[Collected data entries]

START

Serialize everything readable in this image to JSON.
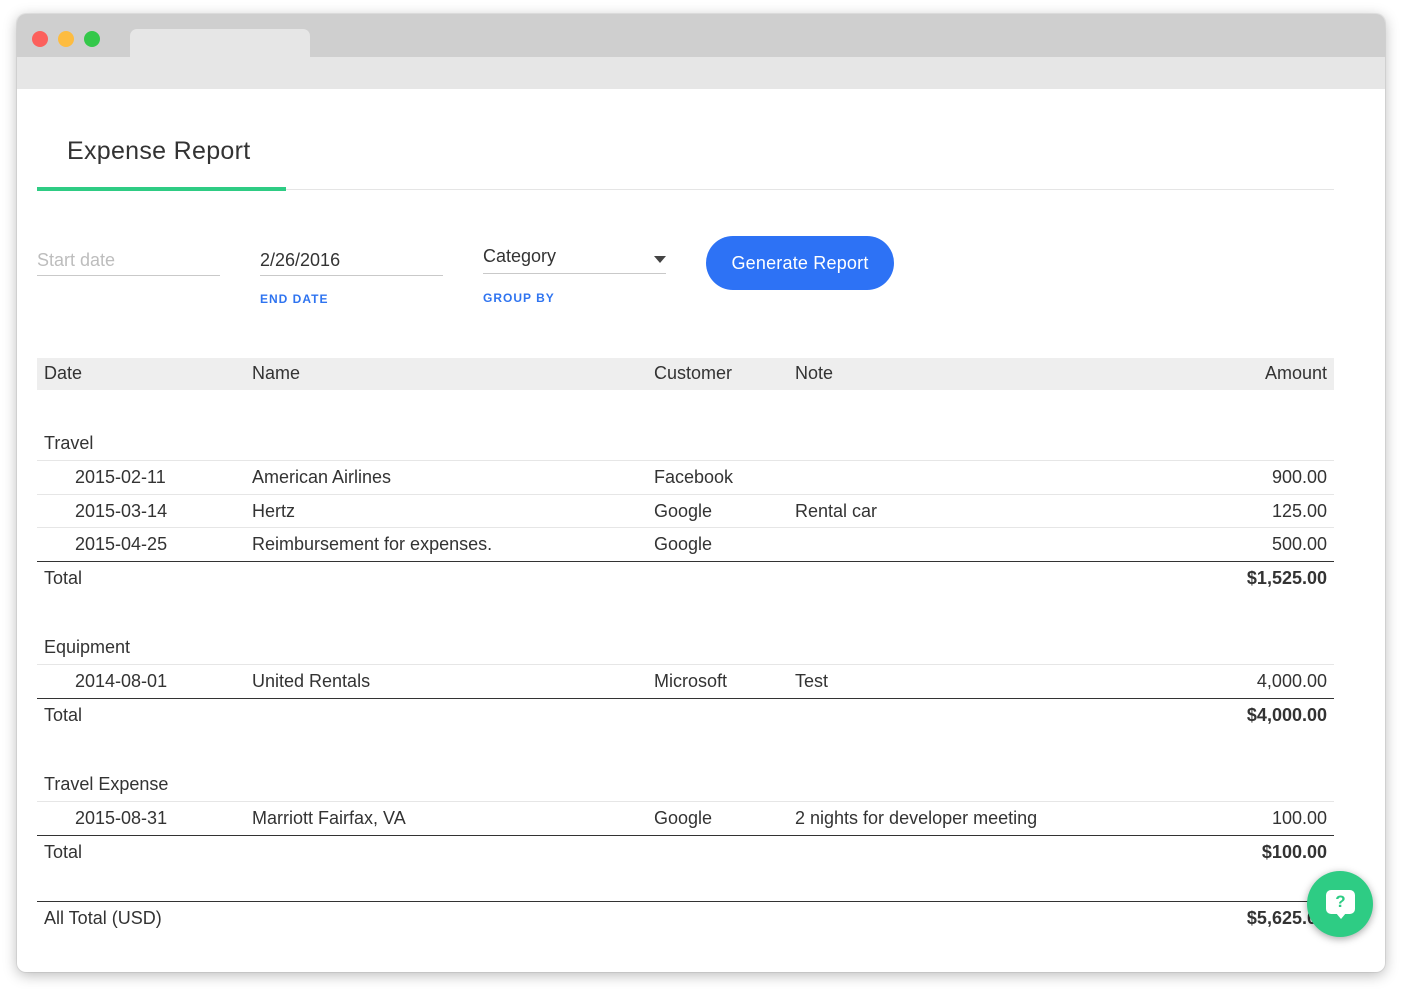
{
  "page": {
    "title": "Expense Report"
  },
  "filters": {
    "start_date": {
      "placeholder": "Start date",
      "value": ""
    },
    "end_date": {
      "value": "2/26/2016",
      "label": "END DATE"
    },
    "group_by": {
      "value": "Category",
      "label": "GROUP BY"
    },
    "generate_label": "Generate Report"
  },
  "table": {
    "headers": {
      "date": "Date",
      "name": "Name",
      "customer": "Customer",
      "note": "Note",
      "amount": "Amount"
    },
    "groups": [
      {
        "label": "Travel",
        "rows": [
          {
            "date": "2015-02-11",
            "name": "American Airlines",
            "customer": "Facebook",
            "note": "",
            "amount": "900.00"
          },
          {
            "date": "2015-03-14",
            "name": "Hertz",
            "customer": "Google",
            "note": "Rental car",
            "amount": "125.00"
          },
          {
            "date": "2015-04-25",
            "name": "Reimbursement for expenses.",
            "customer": "Google",
            "note": "",
            "amount": "500.00"
          }
        ],
        "total_label": "Total",
        "total": "$1,525.00"
      },
      {
        "label": "Equipment",
        "rows": [
          {
            "date": "2014-08-01",
            "name": "United Rentals",
            "customer": "Microsoft",
            "note": "Test",
            "amount": "4,000.00"
          }
        ],
        "total_label": "Total",
        "total": "$4,000.00"
      },
      {
        "label": "Travel Expense",
        "rows": [
          {
            "date": "2015-08-31",
            "name": "Marriott Fairfax, VA",
            "customer": "Google",
            "note": "2 nights for developer meeting",
            "amount": "100.00"
          }
        ],
        "total_label": "Total",
        "total": "$100.00"
      }
    ],
    "all_total_label": "All Total (USD)",
    "all_total": "$5,625.00"
  },
  "help": {
    "icon": "help-chat-icon",
    "glyph": "?"
  },
  "colors": {
    "accent_green": "#2ecc84",
    "primary_blue": "#2d72f5",
    "label_blue": "#2f74f0"
  }
}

END

## What the task asks
Set the pictures aside and transcribe the data above exactly.

## Full solution
Serialize everything readable in this image to JSON.
{
  "page": {
    "title": "Expense Report"
  },
  "filters": {
    "start_date": {
      "placeholder": "Start date",
      "value": ""
    },
    "end_date": {
      "value": "2/26/2016",
      "label": "END DATE"
    },
    "group_by": {
      "value": "Category",
      "label": "GROUP BY"
    },
    "generate_label": "Generate Report"
  },
  "table": {
    "headers": {
      "date": "Date",
      "name": "Name",
      "customer": "Customer",
      "note": "Note",
      "amount": "Amount"
    },
    "groups": [
      {
        "label": "Travel",
        "rows": [
          {
            "date": "2015-02-11",
            "name": "American Airlines",
            "customer": "Facebook",
            "note": "",
            "amount": "900.00"
          },
          {
            "date": "2015-03-14",
            "name": "Hertz",
            "customer": "Google",
            "note": "Rental car",
            "amount": "125.00"
          },
          {
            "date": "2015-04-25",
            "name": "Reimbursement for expenses.",
            "customer": "Google",
            "note": "",
            "amount": "500.00"
          }
        ],
        "total_label": "Total",
        "total": "$1,525.00"
      },
      {
        "label": "Equipment",
        "rows": [
          {
            "date": "2014-08-01",
            "name": "United Rentals",
            "customer": "Microsoft",
            "note": "Test",
            "amount": "4,000.00"
          }
        ],
        "total_label": "Total",
        "total": "$4,000.00"
      },
      {
        "label": "Travel Expense",
        "rows": [
          {
            "date": "2015-08-31",
            "name": "Marriott Fairfax, VA",
            "customer": "Google",
            "note": "2 nights for developer meeting",
            "amount": "100.00"
          }
        ],
        "total_label": "Total",
        "total": "$100.00"
      }
    ],
    "all_total_label": "All Total (USD)",
    "all_total": "$5,625.00"
  },
  "help": {
    "icon": "help-chat-icon",
    "glyph": "?"
  },
  "colors": {
    "accent_green": "#2ecc84",
    "primary_blue": "#2d72f5",
    "label_blue": "#2f74f0"
  }
}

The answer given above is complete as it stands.